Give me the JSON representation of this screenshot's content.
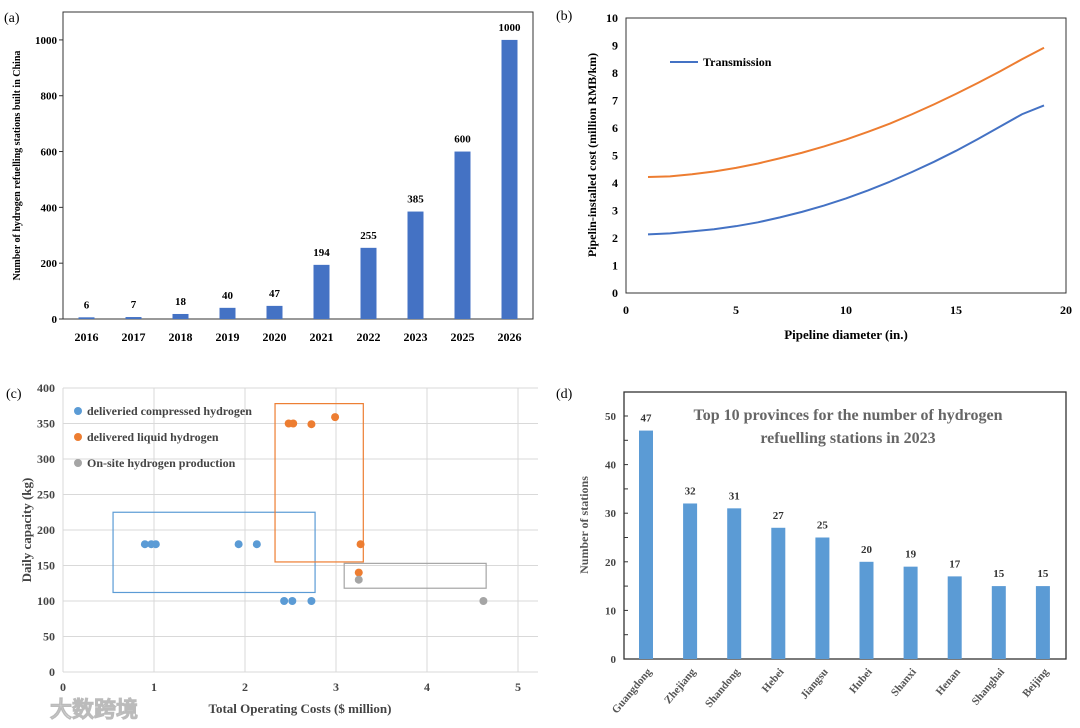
{
  "chart_data": [
    {
      "panel": "(a)",
      "type": "bar",
      "categories": [
        "2016",
        "2017",
        "2018",
        "2019",
        "2020",
        "2021",
        "2022",
        "2023",
        "2025",
        "2026"
      ],
      "values": [
        6,
        7,
        18,
        40,
        47,
        194,
        255,
        385,
        600,
        1000
      ],
      "ylabel": "Number of hydrogen refuelling stations built in China",
      "xlabel": "",
      "ylim": [
        0,
        1100
      ],
      "yticks": [
        0,
        200,
        400,
        600,
        800,
        1000
      ],
      "color": "#4472c4"
    },
    {
      "panel": "(b)",
      "type": "line",
      "xlabel": "Pipeline diameter (in.)",
      "ylabel": "Pipelin-installed cost (million RMB/km)",
      "xlim": [
        0,
        20
      ],
      "ylim": [
        0,
        10
      ],
      "xticks": [
        0,
        5,
        10,
        15,
        20
      ],
      "yticks": [
        0,
        1,
        2,
        3,
        4,
        5,
        6,
        7,
        8,
        9,
        10
      ],
      "legend_position": "top-left",
      "series": [
        {
          "name": "Transmission",
          "color": "#4472c4",
          "x": [
            1,
            2,
            3,
            4,
            5,
            6,
            7,
            8,
            9,
            10,
            11,
            12,
            13,
            14,
            15,
            16,
            17,
            18,
            19
          ],
          "y": [
            2.13,
            2.17,
            2.24,
            2.32,
            2.43,
            2.57,
            2.75,
            2.95,
            3.18,
            3.44,
            3.73,
            4.05,
            4.4,
            4.77,
            5.17,
            5.6,
            6.05,
            6.5,
            6.82
          ]
        },
        {
          "name": "",
          "color": "#ed7d31",
          "x": [
            1,
            2,
            3,
            4,
            5,
            6,
            7,
            8,
            9,
            10,
            11,
            12,
            13,
            14,
            15,
            16,
            17,
            18,
            19
          ],
          "y": [
            4.22,
            4.24,
            4.32,
            4.42,
            4.55,
            4.71,
            4.9,
            5.1,
            5.33,
            5.58,
            5.86,
            6.16,
            6.5,
            6.86,
            7.24,
            7.64,
            8.06,
            8.5,
            8.92
          ]
        }
      ]
    },
    {
      "panel": "(c)",
      "type": "scatter",
      "xlabel": "Total Operating Costs ($ million)",
      "ylabel": "Daily capacity (kg)",
      "xlim": [
        0,
        5
      ],
      "ylim": [
        0,
        400
      ],
      "xticks": [
        0,
        1,
        2,
        3,
        4,
        5
      ],
      "yticks": [
        0,
        50,
        100,
        150,
        200,
        250,
        300,
        350,
        400
      ],
      "grid": true,
      "legend_position": "top-left",
      "series": [
        {
          "name": "deliveried compressed hydrogen",
          "color": "#5b9bd5",
          "x": [
            0.9,
            0.97,
            1.02,
            1.93,
            2.13,
            2.43,
            2.52,
            2.73
          ],
          "y": [
            180,
            180,
            180,
            180,
            180,
            100,
            100,
            100
          ],
          "box": [
            0.55,
            2.77,
            112,
            225
          ]
        },
        {
          "name": "delivered liquid hydrogen",
          "color": "#ed7d31",
          "x": [
            2.48,
            2.53,
            2.73,
            2.99,
            3.27,
            3.25
          ],
          "y": [
            350,
            350,
            349,
            359,
            180,
            140
          ],
          "box": [
            2.33,
            3.3,
            155,
            378
          ]
        },
        {
          "name": "On-site hydrogen production",
          "color": "#a5a5a5",
          "x": [
            3.25,
            4.62
          ],
          "y": [
            130,
            100
          ],
          "box": [
            3.09,
            4.65,
            118,
            153
          ]
        }
      ]
    },
    {
      "panel": "(d)",
      "type": "bar",
      "title": "Top 10 provinces for the number of hydrogen refuelling stations in 2023",
      "title_lines": [
        "Top 10 provinces for the number of hydrogen",
        "refuelling stations in 2023"
      ],
      "categories": [
        "Guangdong",
        "Zhejiang",
        "Shandong",
        "Hebei",
        "Jiangsu",
        "Hubei",
        "Shanxi",
        "Henan",
        "Shanghai",
        "Beijing"
      ],
      "values": [
        47,
        32,
        31,
        27,
        25,
        20,
        19,
        17,
        15,
        15
      ],
      "ylabel": "Number of stations",
      "xlabel": "",
      "ylim": [
        0,
        50
      ],
      "yticks": [
        0,
        10,
        20,
        30,
        40,
        50
      ],
      "color": "#5b9bd5"
    }
  ],
  "watermark": "大数跨境"
}
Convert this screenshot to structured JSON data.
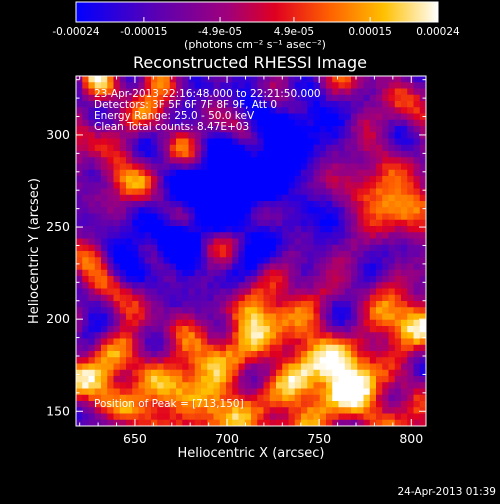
{
  "chart_data": {
    "type": "heatmap",
    "title": "Reconstructed RHESSI Image",
    "xlabel": "Heliocentric X (arcsec)",
    "ylabel": "Heliocentric Y (arcsec)",
    "xlim": [
      618,
      808
    ],
    "ylim": [
      142,
      332
    ],
    "x_ticks": [
      650,
      700,
      750,
      800
    ],
    "y_ticks": [
      150,
      200,
      250,
      300
    ],
    "x_tick_labels": [
      "650",
      "700",
      "750",
      "800"
    ],
    "y_tick_labels": [
      "150",
      "200",
      "250",
      "300"
    ],
    "colorbar": {
      "min": -0.00024,
      "max": 0.00024,
      "colormap": "blue-purple-red-orange-yellow-white",
      "ticks": [
        -0.00024,
        -0.00015,
        -4.9e-05,
        4.9e-05,
        0.00015,
        0.00024
      ],
      "tick_labels": [
        "-0.00024",
        "-0.00015",
        "-4.9e-05",
        "4.9e-05",
        "0.00015",
        "0.00024"
      ],
      "unit_label": "(photons cm⁻² s⁻¹ asec⁻²)"
    },
    "annotations": [
      "23-Apr-2013 22:16:48.000 to 22:21:50.000",
      "Detectors: 3F 5F 6F 7F 8F 9F, Att 0",
      "Energy Range: 25.0 - 50.0 keV",
      "Clean    Total counts: 8.47E+03"
    ],
    "peak_label": "Position of Peak = [713,150]",
    "peak_position": [
      713,
      150
    ],
    "timestamp": "24-Apr-2013 01:39",
    "grid": false,
    "legend": "none"
  }
}
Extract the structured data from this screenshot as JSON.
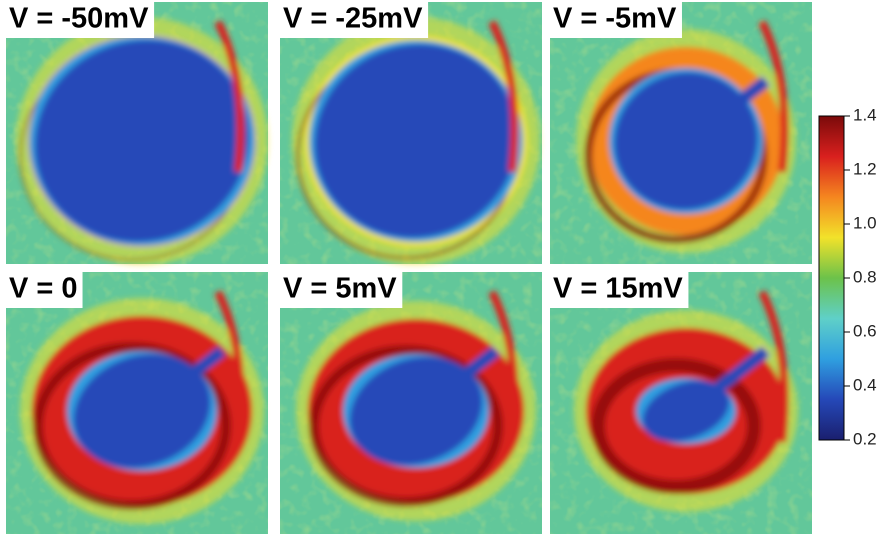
{
  "chart_data": {
    "type": "heatmap",
    "panels": [
      "V = -50mV",
      "V = -25mV",
      "V = -5mV",
      "V = 0",
      "V = 5mV",
      "V = 15mV"
    ],
    "colorbar": {
      "lim": [
        0.2,
        1.4
      ],
      "ticks": [
        0.2,
        0.4,
        0.6,
        0.8,
        {
          "value": 1,
          "label": "1.0"
        },
        1.2,
        1.4
      ],
      "colors": [
        "#1a1f6e",
        "#2548b8",
        "#2f9fe0",
        "#5fd0c8",
        "#6cc24a",
        "#f2e22a",
        "#f5861f",
        "#d9201e",
        "#7a0a0a"
      ]
    }
  }
}
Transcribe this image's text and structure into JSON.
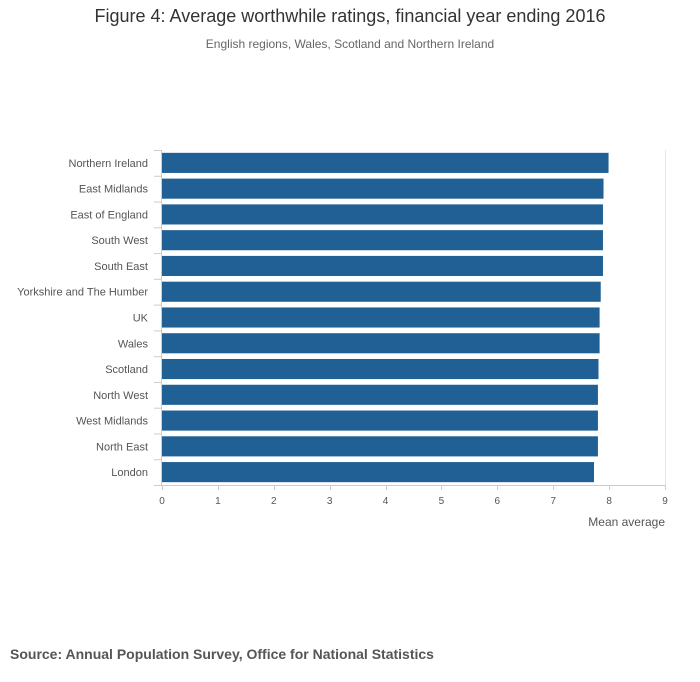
{
  "header": {
    "title": "Figure 4: Average worthwhile ratings, financial year ending 2016",
    "subtitle": "English regions, Wales, Scotland and Northern Ireland"
  },
  "footer": {
    "source": "Source: Annual Population Survey, Office for National Statistics"
  },
  "chart_data": {
    "type": "bar",
    "orientation": "horizontal",
    "categories": [
      "Northern Ireland",
      "East Midlands",
      "East of England",
      "South West",
      "South East",
      "Yorkshire and The Humber",
      "UK",
      "Wales",
      "Scotland",
      "North West",
      "West Midlands",
      "North East",
      "London"
    ],
    "values": [
      7.99,
      7.9,
      7.89,
      7.89,
      7.89,
      7.85,
      7.83,
      7.83,
      7.81,
      7.8,
      7.8,
      7.8,
      7.73
    ],
    "xlabel": "Mean average",
    "ylabel": "",
    "xlim": [
      0,
      9
    ],
    "xticks": [
      0,
      1,
      2,
      3,
      4,
      5,
      6,
      7,
      8,
      9
    ],
    "grid": false,
    "bar_color": "#206095",
    "axis_color": "#cccccc"
  }
}
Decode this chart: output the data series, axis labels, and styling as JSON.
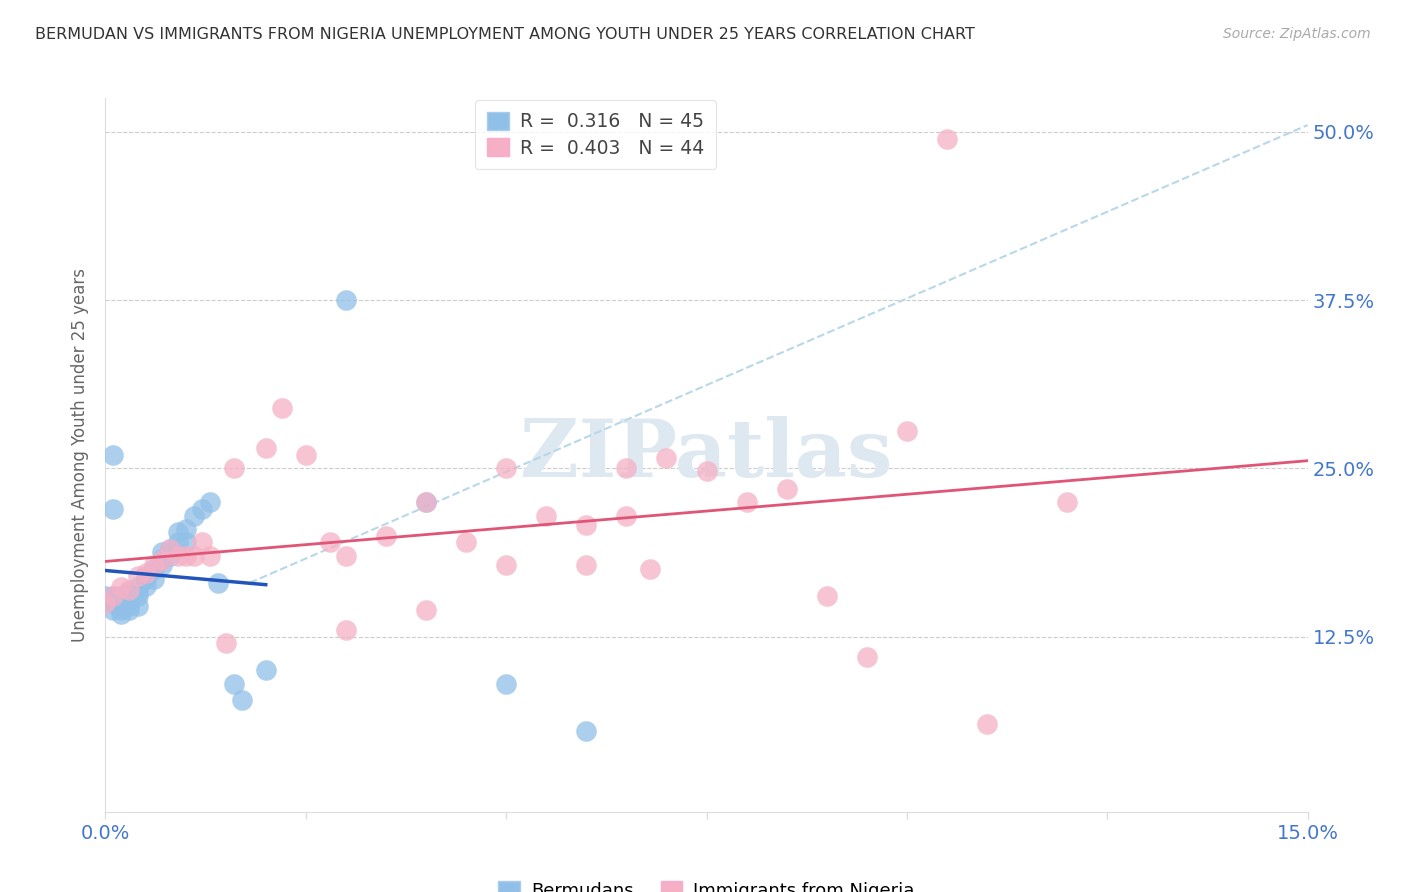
{
  "title": "BERMUDAN VS IMMIGRANTS FROM NIGERIA UNEMPLOYMENT AMONG YOUTH UNDER 25 YEARS CORRELATION CHART",
  "source": "Source: ZipAtlas.com",
  "ylabel": "Unemployment Among Youth under 25 years",
  "xlim": [
    0.0,
    0.15
  ],
  "ylim": [
    -0.005,
    0.525
  ],
  "yticks": [
    0.0,
    0.125,
    0.25,
    0.375,
    0.5
  ],
  "xticks": [
    0.0,
    0.025,
    0.05,
    0.075,
    0.1,
    0.125,
    0.15
  ],
  "legend1_r": "0.316",
  "legend1_n": "45",
  "legend2_r": "0.403",
  "legend2_n": "44",
  "blue_scatter_color": "#90c0e8",
  "pink_scatter_color": "#f5b0c5",
  "trend_blue_color": "#2255bb",
  "trend_pink_color": "#e05575",
  "ref_line_color": "#b8d8e8",
  "watermark": "ZIPatlas",
  "bermudans_x": [
    0.0,
    0.001,
    0.001,
    0.001,
    0.001,
    0.001,
    0.002,
    0.002,
    0.002,
    0.002,
    0.002,
    0.003,
    0.003,
    0.003,
    0.003,
    0.003,
    0.004,
    0.004,
    0.004,
    0.004,
    0.005,
    0.005,
    0.005,
    0.006,
    0.006,
    0.007,
    0.007,
    0.007,
    0.008,
    0.008,
    0.009,
    0.009,
    0.01,
    0.01,
    0.011,
    0.012,
    0.013,
    0.014,
    0.016,
    0.017,
    0.02,
    0.03,
    0.04,
    0.05,
    0.06
  ],
  "bermudans_y": [
    0.155,
    0.26,
    0.22,
    0.155,
    0.145,
    0.15,
    0.155,
    0.145,
    0.148,
    0.142,
    0.15,
    0.155,
    0.152,
    0.158,
    0.148,
    0.145,
    0.155,
    0.162,
    0.158,
    0.148,
    0.17,
    0.163,
    0.168,
    0.175,
    0.168,
    0.178,
    0.183,
    0.188,
    0.19,
    0.185,
    0.195,
    0.203,
    0.205,
    0.195,
    0.215,
    0.22,
    0.225,
    0.165,
    0.09,
    0.078,
    0.1,
    0.375,
    0.225,
    0.09,
    0.055
  ],
  "nigeria_x": [
    0.0,
    0.001,
    0.002,
    0.003,
    0.004,
    0.005,
    0.006,
    0.007,
    0.008,
    0.009,
    0.01,
    0.011,
    0.012,
    0.013,
    0.015,
    0.016,
    0.02,
    0.022,
    0.025,
    0.028,
    0.03,
    0.035,
    0.04,
    0.045,
    0.05,
    0.055,
    0.06,
    0.065,
    0.068,
    0.07,
    0.075,
    0.08,
    0.085,
    0.09,
    0.095,
    0.1,
    0.105,
    0.11,
    0.12,
    0.065,
    0.03,
    0.04,
    0.05,
    0.06
  ],
  "nigeria_y": [
    0.15,
    0.155,
    0.162,
    0.16,
    0.17,
    0.172,
    0.178,
    0.182,
    0.19,
    0.185,
    0.185,
    0.185,
    0.195,
    0.185,
    0.12,
    0.25,
    0.265,
    0.295,
    0.26,
    0.195,
    0.185,
    0.2,
    0.225,
    0.195,
    0.25,
    0.215,
    0.208,
    0.25,
    0.175,
    0.258,
    0.248,
    0.225,
    0.235,
    0.155,
    0.11,
    0.278,
    0.495,
    0.06,
    0.225,
    0.215,
    0.13,
    0.145,
    0.178,
    0.178
  ],
  "blue_line_x0": 0.0,
  "blue_line_x1": 0.02,
  "ref_line_x0": 0.018,
  "ref_line_y0": 0.165,
  "ref_line_x1": 0.15,
  "ref_line_y1": 0.505
}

■ What you will do ■
For the listing above, identify each line bearing "structured".

■ Exercise result ■
Convert this screenshot to structured JSON data.
Extract the structured data from this screenshot as JSON.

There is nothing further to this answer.